-- Start --

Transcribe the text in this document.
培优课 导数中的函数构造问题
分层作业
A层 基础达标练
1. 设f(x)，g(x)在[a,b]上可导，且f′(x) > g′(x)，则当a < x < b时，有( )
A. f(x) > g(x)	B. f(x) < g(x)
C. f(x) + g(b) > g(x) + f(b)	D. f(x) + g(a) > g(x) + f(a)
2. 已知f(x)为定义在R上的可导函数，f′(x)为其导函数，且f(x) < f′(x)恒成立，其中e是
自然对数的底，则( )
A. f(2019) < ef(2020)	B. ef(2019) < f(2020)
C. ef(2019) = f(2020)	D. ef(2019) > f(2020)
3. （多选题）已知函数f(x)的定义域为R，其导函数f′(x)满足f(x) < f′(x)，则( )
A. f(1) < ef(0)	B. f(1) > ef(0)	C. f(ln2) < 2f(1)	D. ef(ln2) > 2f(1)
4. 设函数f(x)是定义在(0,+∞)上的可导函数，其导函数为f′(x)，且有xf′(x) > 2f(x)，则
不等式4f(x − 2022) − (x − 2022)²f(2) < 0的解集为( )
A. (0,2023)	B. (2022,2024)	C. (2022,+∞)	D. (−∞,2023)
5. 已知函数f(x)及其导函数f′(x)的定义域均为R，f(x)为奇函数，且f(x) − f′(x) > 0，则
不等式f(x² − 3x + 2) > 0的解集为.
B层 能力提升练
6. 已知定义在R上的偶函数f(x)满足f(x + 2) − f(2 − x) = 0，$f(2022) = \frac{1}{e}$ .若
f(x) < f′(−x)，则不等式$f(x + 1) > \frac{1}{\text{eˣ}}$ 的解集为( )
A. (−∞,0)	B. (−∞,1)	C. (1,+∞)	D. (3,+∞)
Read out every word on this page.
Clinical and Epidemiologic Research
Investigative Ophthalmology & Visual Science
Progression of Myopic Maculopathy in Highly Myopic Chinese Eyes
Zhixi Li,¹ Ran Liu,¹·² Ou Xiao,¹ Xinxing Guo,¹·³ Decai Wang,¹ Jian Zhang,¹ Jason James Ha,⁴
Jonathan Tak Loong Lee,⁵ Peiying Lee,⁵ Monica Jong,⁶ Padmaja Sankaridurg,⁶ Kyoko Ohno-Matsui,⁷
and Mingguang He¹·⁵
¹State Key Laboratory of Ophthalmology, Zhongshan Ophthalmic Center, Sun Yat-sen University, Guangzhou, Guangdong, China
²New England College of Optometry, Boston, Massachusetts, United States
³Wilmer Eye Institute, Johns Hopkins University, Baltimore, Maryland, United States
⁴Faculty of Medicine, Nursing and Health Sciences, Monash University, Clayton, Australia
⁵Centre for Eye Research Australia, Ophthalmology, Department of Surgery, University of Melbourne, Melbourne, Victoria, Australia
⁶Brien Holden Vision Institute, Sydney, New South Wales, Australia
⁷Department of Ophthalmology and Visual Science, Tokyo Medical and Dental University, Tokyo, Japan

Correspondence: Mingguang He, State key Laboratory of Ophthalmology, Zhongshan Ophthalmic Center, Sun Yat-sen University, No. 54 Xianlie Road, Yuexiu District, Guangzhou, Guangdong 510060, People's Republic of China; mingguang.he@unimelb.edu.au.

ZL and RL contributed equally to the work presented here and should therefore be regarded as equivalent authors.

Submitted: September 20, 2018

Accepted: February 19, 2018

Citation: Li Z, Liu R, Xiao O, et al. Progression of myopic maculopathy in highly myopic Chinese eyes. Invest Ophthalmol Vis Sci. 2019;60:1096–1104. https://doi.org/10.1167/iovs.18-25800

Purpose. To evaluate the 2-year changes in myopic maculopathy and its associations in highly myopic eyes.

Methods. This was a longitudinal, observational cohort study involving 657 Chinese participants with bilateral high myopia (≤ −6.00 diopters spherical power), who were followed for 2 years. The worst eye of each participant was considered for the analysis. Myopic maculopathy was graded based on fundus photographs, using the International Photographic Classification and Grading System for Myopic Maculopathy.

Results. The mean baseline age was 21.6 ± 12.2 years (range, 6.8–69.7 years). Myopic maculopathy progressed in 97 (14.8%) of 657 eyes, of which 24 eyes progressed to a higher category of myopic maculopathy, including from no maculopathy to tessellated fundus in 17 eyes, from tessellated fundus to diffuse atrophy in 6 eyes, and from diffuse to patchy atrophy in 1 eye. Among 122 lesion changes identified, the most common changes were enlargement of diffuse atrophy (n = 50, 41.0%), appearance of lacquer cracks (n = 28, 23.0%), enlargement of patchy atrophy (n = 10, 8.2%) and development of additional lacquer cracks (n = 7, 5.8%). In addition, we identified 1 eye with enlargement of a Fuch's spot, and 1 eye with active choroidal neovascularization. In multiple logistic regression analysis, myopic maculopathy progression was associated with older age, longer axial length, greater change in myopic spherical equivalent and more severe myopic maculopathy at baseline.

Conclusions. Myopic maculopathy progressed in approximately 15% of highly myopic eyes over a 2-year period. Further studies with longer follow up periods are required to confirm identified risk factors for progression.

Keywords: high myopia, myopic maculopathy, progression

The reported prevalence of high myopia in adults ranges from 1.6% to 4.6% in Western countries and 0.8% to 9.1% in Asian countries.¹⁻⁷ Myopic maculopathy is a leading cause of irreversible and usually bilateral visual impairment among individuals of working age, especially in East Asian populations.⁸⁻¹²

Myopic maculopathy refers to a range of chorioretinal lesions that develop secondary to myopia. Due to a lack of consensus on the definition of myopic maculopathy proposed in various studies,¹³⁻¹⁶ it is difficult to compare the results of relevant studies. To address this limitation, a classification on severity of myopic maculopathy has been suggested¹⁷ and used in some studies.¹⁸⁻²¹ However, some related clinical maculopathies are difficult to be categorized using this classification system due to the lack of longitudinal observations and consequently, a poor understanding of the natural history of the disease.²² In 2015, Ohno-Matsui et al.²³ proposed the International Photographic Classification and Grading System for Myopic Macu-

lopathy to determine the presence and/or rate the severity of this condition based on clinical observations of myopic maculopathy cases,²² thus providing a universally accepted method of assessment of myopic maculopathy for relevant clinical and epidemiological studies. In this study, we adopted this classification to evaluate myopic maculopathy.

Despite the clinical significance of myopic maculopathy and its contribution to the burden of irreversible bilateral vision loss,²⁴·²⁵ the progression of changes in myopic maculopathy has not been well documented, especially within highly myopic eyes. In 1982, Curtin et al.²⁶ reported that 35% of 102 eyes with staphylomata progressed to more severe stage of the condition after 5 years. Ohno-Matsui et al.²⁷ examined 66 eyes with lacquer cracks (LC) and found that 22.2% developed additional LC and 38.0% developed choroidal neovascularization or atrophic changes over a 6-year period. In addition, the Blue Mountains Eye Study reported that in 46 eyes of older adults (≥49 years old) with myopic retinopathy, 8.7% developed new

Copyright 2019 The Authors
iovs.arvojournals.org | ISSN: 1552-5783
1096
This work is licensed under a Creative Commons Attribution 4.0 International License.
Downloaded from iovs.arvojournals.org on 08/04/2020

-- End --

** Stated goal **
Copy every line from the records above that contains the word "Guangzhou".

** Final result **
¹State Key Laboratory of Ophthalmology, Zhongshan Ophthalmic Center, Sun Yat-sen University, Guangzhou, Guangdong, China
Correspondence: Mingguang He, State key Laboratory of Ophthalmology, Zhongshan Ophthalmic Center, Sun Yat-sen University, No. 54 Xianlie Road, Yuexiu District, Guangzhou, Guangdong 510060, People's Republic of China; mingguang.he@unimelb.edu.au.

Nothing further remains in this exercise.